Exercise. Copy down every line where the string "Read" shows up.

Dataset items:
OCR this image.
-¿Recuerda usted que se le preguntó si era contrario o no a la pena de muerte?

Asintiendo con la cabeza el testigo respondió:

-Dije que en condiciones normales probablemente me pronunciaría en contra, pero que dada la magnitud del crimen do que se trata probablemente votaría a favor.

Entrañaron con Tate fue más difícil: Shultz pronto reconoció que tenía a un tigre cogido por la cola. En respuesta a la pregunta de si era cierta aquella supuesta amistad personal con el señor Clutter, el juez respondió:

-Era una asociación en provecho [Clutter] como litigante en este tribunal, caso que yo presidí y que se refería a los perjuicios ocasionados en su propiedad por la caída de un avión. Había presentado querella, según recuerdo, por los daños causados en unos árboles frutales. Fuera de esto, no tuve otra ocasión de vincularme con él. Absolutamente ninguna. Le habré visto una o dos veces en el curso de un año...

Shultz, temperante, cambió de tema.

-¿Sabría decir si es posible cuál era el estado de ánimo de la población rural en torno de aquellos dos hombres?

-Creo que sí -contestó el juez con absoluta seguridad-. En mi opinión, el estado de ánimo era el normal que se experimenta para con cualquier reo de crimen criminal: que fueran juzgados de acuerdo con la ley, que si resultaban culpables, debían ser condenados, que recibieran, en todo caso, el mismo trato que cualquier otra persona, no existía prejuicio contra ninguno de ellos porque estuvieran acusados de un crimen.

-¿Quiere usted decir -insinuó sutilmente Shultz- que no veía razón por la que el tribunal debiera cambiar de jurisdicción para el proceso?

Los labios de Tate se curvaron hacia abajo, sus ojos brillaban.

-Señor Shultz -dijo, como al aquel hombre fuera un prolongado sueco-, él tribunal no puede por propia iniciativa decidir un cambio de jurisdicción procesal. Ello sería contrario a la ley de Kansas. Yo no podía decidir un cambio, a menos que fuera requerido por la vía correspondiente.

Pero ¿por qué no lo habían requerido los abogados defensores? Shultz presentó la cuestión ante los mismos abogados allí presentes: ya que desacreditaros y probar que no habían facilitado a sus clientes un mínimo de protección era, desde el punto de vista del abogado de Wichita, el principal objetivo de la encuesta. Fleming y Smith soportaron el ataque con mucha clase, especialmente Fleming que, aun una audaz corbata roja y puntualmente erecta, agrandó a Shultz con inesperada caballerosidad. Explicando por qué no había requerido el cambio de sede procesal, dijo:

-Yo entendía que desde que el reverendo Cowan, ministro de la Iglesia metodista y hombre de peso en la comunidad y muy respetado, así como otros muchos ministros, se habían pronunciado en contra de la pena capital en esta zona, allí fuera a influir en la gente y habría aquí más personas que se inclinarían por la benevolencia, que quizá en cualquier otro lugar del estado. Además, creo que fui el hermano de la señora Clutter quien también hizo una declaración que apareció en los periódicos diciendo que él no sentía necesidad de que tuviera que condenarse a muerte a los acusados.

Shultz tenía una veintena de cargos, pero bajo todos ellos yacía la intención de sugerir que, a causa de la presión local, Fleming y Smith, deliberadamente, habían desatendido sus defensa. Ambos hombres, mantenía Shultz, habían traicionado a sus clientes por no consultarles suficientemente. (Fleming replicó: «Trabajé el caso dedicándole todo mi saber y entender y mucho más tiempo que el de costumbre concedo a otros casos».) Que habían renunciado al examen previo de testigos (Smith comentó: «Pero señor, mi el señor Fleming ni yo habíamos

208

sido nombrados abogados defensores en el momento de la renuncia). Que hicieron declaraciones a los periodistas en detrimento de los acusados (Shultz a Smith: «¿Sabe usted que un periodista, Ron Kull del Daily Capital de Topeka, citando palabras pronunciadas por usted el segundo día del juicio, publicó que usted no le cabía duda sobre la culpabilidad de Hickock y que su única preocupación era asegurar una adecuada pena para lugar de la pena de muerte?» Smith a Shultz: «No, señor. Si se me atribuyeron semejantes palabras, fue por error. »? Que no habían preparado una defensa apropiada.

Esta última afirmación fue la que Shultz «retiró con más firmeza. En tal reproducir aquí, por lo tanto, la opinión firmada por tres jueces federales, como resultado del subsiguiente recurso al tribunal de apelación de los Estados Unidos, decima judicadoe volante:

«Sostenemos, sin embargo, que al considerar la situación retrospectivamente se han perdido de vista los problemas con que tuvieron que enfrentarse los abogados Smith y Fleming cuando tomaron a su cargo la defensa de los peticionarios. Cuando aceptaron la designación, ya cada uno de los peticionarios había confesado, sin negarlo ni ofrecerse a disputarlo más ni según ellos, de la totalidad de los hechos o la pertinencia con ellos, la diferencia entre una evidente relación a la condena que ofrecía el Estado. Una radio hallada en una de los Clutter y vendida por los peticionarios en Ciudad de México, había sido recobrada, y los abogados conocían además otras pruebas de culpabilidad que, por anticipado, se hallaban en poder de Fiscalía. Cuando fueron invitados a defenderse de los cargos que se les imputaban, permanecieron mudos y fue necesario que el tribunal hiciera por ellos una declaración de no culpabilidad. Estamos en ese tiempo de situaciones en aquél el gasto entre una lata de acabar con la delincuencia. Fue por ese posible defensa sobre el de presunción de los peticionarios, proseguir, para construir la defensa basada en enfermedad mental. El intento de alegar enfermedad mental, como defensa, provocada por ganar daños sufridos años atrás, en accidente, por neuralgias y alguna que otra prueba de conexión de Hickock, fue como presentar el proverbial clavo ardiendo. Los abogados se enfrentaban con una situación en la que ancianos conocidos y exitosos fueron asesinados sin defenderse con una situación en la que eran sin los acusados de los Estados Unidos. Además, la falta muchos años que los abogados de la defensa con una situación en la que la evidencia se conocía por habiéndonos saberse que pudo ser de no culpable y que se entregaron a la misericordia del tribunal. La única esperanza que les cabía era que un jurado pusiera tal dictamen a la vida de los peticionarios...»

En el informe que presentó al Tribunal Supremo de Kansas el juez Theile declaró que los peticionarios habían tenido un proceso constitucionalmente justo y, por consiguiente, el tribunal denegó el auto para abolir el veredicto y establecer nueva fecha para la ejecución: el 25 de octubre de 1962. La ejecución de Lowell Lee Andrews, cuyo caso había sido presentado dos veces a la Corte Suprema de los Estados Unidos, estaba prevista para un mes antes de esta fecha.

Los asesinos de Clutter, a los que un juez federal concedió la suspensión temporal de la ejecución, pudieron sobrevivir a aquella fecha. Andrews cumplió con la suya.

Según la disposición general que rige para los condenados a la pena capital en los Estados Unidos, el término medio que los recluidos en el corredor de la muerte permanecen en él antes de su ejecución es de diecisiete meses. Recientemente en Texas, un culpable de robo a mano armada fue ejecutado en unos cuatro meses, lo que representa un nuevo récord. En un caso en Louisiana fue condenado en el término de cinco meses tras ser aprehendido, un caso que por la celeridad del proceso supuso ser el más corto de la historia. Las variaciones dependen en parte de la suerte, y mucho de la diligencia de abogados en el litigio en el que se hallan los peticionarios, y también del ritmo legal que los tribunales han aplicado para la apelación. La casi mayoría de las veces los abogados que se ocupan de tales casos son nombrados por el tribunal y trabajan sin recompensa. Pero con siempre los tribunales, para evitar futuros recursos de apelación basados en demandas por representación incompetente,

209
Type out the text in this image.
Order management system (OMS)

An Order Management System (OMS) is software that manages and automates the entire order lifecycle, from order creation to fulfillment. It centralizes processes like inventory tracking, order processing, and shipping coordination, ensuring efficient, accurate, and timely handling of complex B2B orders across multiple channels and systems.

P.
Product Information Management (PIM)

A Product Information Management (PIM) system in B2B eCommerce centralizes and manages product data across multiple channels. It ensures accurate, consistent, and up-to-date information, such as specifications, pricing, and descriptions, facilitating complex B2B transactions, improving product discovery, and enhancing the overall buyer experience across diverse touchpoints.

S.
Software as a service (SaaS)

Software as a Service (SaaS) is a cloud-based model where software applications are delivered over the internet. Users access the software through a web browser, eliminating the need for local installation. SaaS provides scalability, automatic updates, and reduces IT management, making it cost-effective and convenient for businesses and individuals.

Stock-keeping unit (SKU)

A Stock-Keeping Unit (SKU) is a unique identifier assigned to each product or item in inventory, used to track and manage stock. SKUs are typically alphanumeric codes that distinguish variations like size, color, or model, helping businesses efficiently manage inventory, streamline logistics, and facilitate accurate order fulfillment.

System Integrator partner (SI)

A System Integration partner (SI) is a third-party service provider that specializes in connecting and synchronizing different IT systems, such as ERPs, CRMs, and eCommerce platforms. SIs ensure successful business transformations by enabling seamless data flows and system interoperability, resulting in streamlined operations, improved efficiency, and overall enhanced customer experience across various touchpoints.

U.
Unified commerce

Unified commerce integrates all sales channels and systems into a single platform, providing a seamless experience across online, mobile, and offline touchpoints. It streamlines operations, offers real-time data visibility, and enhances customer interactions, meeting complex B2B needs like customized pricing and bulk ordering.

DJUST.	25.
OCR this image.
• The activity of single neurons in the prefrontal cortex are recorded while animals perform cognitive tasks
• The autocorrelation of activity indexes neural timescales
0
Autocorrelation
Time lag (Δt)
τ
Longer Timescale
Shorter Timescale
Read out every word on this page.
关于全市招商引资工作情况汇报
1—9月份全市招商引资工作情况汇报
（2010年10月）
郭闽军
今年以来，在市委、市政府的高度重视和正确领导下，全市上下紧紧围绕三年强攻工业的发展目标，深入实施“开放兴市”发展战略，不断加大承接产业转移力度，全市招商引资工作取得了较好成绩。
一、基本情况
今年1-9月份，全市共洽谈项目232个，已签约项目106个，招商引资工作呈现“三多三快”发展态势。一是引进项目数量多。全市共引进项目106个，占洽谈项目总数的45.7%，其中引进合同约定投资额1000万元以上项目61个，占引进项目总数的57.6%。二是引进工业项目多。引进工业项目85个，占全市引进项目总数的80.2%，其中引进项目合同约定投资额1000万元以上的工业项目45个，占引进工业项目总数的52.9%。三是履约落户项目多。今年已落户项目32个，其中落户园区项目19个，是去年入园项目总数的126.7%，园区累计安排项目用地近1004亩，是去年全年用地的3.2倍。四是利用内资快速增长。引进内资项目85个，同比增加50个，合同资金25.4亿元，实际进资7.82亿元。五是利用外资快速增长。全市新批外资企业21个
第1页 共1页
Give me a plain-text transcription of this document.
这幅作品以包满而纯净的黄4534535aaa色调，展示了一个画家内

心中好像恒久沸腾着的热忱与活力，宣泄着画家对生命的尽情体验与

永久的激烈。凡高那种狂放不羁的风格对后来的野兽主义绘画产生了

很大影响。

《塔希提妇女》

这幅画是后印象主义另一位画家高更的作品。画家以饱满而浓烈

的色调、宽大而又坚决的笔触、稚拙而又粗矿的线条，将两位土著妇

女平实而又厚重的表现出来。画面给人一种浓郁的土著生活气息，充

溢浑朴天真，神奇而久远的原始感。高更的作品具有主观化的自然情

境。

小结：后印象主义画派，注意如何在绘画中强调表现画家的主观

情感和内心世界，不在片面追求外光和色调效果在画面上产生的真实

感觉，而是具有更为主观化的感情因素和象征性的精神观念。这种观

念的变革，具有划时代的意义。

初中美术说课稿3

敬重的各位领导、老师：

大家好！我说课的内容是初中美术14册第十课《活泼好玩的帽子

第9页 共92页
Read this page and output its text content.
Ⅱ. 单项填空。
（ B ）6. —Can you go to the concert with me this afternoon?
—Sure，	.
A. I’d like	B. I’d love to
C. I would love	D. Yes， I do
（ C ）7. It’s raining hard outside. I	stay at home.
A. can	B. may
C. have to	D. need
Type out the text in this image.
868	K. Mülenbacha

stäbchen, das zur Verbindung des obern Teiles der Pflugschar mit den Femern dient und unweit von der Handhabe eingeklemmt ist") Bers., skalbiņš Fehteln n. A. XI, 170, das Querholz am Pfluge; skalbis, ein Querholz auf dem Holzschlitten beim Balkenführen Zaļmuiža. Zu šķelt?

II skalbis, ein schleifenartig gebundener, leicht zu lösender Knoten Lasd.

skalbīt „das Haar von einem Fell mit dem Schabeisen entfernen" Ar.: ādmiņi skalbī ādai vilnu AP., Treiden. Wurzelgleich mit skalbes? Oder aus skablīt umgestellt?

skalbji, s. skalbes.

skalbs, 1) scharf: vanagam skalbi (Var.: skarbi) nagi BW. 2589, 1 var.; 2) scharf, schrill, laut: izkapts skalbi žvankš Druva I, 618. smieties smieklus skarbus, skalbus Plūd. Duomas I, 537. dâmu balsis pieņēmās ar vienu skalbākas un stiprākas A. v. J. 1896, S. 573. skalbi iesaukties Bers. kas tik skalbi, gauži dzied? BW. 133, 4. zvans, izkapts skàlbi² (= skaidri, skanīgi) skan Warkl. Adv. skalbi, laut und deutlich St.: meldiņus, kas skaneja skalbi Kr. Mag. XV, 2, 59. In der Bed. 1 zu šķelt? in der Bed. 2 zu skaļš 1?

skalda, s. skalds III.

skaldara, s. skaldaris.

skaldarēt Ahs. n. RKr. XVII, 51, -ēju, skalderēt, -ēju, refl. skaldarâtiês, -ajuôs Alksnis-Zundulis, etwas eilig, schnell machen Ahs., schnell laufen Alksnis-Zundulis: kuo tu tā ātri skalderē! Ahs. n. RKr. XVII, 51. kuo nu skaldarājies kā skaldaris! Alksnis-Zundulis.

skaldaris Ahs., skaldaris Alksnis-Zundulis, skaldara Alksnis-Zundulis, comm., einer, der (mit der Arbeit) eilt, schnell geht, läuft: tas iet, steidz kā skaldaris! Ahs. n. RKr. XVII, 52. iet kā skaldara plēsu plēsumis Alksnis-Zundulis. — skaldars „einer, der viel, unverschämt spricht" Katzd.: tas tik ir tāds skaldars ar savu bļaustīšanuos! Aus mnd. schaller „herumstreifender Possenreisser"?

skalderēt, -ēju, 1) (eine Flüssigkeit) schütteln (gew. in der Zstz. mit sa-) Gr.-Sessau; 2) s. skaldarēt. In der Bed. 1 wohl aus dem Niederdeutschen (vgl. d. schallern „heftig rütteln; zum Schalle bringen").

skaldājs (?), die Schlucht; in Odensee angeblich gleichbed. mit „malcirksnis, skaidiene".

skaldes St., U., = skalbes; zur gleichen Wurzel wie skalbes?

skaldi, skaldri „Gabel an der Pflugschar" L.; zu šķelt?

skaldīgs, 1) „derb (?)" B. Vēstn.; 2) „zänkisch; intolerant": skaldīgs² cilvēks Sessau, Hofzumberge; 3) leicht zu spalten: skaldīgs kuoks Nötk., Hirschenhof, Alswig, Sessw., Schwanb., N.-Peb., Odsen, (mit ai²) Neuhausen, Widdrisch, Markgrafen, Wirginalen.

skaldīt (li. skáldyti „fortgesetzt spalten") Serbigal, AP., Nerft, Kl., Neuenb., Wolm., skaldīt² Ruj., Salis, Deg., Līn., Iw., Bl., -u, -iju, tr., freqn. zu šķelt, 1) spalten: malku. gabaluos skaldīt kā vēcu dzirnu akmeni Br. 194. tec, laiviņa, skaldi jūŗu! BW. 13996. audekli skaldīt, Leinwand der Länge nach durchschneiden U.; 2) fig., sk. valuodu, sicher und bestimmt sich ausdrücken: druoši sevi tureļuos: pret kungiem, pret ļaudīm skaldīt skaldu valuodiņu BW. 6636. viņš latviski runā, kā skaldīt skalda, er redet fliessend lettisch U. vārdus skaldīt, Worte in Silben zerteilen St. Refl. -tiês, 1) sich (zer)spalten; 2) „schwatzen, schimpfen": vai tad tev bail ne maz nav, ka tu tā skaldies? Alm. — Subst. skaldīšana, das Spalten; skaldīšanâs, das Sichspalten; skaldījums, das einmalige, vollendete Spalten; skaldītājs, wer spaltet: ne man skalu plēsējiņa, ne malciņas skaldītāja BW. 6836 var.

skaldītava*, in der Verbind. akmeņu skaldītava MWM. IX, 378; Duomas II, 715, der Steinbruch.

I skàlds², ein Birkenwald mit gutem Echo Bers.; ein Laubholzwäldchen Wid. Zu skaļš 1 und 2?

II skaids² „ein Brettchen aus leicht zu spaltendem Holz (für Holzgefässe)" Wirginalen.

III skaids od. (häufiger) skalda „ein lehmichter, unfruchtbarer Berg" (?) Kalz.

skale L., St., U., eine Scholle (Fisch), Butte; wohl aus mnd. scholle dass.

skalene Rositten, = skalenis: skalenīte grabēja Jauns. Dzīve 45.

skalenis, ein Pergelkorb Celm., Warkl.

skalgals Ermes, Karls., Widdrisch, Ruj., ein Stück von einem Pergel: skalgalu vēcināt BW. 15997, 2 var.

Answer to the problem.
Read out every word on this page.
Read this page and output its text content.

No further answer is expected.